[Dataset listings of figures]
····················
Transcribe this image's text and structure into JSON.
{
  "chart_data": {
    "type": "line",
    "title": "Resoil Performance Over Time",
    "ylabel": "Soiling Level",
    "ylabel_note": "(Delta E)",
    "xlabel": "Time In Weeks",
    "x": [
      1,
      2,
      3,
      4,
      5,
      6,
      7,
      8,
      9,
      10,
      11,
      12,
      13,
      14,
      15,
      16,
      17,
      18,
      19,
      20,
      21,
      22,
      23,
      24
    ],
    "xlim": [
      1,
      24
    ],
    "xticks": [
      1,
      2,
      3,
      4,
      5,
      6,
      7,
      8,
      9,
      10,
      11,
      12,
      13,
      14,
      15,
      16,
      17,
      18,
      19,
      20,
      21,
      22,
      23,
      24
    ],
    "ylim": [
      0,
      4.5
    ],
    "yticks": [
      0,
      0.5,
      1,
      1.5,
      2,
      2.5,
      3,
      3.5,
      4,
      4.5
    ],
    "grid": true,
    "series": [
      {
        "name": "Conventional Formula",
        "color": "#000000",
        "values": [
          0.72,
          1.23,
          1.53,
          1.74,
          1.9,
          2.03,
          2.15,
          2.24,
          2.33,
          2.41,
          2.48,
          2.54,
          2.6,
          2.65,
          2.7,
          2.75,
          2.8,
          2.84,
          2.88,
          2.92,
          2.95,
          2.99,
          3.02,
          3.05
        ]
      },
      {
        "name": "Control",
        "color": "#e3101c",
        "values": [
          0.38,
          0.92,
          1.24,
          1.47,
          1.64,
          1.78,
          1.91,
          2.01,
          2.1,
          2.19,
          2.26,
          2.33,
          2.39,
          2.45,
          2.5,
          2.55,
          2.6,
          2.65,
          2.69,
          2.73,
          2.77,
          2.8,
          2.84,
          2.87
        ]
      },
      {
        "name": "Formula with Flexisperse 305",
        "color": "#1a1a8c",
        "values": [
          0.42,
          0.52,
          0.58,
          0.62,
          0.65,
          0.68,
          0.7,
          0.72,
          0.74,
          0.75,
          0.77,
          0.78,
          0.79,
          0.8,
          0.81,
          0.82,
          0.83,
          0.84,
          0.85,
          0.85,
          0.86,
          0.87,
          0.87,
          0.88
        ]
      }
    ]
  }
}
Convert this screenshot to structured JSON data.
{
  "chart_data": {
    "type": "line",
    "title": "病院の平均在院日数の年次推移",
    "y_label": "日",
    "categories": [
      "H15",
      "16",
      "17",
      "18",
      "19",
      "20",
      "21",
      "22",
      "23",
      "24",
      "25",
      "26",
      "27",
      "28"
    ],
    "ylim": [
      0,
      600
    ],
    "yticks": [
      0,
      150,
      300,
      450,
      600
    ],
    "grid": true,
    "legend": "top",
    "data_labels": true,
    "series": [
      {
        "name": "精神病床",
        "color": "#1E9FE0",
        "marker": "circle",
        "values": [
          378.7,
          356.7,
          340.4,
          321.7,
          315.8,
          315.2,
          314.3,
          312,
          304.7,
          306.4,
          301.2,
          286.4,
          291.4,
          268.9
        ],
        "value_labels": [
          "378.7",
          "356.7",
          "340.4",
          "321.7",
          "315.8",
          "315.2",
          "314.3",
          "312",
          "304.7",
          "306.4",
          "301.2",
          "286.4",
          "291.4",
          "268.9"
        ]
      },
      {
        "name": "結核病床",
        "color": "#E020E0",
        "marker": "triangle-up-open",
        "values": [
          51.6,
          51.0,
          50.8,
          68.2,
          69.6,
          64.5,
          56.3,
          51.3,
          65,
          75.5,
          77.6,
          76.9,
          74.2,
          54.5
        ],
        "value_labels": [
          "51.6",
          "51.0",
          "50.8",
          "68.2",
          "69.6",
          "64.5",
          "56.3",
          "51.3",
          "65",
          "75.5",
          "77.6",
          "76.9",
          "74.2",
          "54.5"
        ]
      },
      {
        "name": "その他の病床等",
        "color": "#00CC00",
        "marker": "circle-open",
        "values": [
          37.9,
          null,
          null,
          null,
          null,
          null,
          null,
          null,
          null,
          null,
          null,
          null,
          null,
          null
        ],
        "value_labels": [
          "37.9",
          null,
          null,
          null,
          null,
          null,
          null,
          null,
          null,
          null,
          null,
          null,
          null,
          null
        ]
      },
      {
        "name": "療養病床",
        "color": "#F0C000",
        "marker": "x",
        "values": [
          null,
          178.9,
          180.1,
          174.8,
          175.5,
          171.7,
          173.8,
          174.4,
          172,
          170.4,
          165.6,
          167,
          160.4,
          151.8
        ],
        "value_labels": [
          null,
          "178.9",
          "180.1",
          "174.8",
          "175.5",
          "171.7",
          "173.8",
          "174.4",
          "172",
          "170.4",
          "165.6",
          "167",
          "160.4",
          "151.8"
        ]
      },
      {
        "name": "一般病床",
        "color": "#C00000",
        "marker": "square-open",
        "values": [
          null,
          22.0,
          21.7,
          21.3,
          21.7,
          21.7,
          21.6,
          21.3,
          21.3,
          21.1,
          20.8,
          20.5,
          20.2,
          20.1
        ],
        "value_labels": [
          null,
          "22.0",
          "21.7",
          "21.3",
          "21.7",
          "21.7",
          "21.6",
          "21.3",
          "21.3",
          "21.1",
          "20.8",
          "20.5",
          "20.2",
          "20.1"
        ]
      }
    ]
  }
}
····················
▶ [GIVEN PROBLEM]: Pick out each line that holds the string "color".

▶ [COMPLETE OUTPUT]:
        "color": "#000000",
        "color": "#e3101c",
        "color": "#1a1a8c",
        "color": "#1E9FE0",
        "color": "#E020E0",
        "color": "#00CC00",
        "color": "#F0C000",
        "color": "#C00000",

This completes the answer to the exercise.